Records excerpted from a collection:
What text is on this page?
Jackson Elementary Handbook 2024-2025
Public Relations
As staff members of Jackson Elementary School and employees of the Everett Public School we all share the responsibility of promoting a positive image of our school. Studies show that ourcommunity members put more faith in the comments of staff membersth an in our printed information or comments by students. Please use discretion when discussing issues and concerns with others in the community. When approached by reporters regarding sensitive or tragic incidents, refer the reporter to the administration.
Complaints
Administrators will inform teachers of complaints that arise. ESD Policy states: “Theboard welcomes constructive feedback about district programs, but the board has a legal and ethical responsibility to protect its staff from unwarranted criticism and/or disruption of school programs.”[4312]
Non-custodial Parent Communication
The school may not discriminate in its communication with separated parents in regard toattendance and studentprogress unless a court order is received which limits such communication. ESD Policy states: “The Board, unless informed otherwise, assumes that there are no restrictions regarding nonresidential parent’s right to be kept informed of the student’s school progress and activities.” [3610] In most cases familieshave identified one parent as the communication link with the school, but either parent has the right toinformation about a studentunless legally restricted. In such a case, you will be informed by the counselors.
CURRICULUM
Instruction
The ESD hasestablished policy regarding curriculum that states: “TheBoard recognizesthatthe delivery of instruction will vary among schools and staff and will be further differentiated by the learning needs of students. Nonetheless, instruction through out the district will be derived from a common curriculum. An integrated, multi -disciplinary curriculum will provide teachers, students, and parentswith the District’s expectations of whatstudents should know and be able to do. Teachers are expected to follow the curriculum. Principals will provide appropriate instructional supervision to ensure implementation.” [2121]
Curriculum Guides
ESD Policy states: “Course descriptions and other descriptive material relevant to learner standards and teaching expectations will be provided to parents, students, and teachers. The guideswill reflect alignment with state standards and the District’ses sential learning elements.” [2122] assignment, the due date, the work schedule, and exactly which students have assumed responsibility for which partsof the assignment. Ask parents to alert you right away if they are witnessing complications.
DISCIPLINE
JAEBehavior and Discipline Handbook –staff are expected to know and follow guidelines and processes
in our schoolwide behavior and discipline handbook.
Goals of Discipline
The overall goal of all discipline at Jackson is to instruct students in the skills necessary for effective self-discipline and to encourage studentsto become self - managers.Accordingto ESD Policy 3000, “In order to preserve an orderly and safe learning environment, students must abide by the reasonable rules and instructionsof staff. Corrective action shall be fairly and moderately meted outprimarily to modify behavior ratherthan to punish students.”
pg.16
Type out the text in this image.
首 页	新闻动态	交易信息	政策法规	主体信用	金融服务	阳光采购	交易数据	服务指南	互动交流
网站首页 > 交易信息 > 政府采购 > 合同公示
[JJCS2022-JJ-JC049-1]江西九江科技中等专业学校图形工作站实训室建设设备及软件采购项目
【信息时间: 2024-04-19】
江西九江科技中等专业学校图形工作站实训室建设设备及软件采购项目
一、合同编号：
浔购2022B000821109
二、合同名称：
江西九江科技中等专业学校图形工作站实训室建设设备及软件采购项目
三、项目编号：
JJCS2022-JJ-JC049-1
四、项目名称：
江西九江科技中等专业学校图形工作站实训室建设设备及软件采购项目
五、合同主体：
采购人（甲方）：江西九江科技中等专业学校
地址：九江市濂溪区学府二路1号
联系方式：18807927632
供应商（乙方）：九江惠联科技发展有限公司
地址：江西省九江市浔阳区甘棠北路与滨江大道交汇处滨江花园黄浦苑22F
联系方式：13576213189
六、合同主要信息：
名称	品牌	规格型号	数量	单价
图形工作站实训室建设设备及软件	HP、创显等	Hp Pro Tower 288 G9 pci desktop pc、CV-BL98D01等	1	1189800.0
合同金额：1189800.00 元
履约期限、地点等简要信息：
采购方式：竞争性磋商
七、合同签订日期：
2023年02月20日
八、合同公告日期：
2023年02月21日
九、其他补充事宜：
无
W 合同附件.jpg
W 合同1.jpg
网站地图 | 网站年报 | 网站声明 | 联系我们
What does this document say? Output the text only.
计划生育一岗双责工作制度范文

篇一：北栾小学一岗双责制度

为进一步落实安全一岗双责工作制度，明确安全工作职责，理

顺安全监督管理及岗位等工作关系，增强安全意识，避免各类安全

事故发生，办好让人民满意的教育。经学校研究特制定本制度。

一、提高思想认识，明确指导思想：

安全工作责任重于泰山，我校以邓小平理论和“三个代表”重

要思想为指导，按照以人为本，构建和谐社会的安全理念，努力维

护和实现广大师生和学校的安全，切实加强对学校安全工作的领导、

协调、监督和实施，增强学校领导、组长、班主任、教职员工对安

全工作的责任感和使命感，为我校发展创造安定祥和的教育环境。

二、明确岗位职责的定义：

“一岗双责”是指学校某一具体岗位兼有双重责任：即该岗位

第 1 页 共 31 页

STATED PROBLEM: What needs duplicating is the run of lines from the one containing "What does this" through the last line of the entries above, exact and complete.

COMPLETE OUTPUT:
What does this document say? Output the text only.
计划生育一岗双责工作制度范文

篇一：北栾小学一岗双责制度

为进一步落实安全一岗双责工作制度，明确安全工作职责，理

顺安全监督管理及岗位等工作关系，增强安全意识，避免各类安全

事故发生，办好让人民满意的教育。经学校研究特制定本制度。

一、提高思想认识，明确指导思想：

安全工作责任重于泰山，我校以邓小平理论和“三个代表”重

要思想为指导，按照以人为本，构建和谐社会的安全理念，努力维

护和实现广大师生和学校的安全，切实加强对学校安全工作的领导、

协调、监督和实施，增强学校领导、组长、班主任、教职员工对安

全工作的责任感和使命感，为我校发展创造安定祥和的教育环境。

二、明确岗位职责的定义：

“一岗双责”是指学校某一具体岗位兼有双重责任：即该岗位

第 1 页 共 31 页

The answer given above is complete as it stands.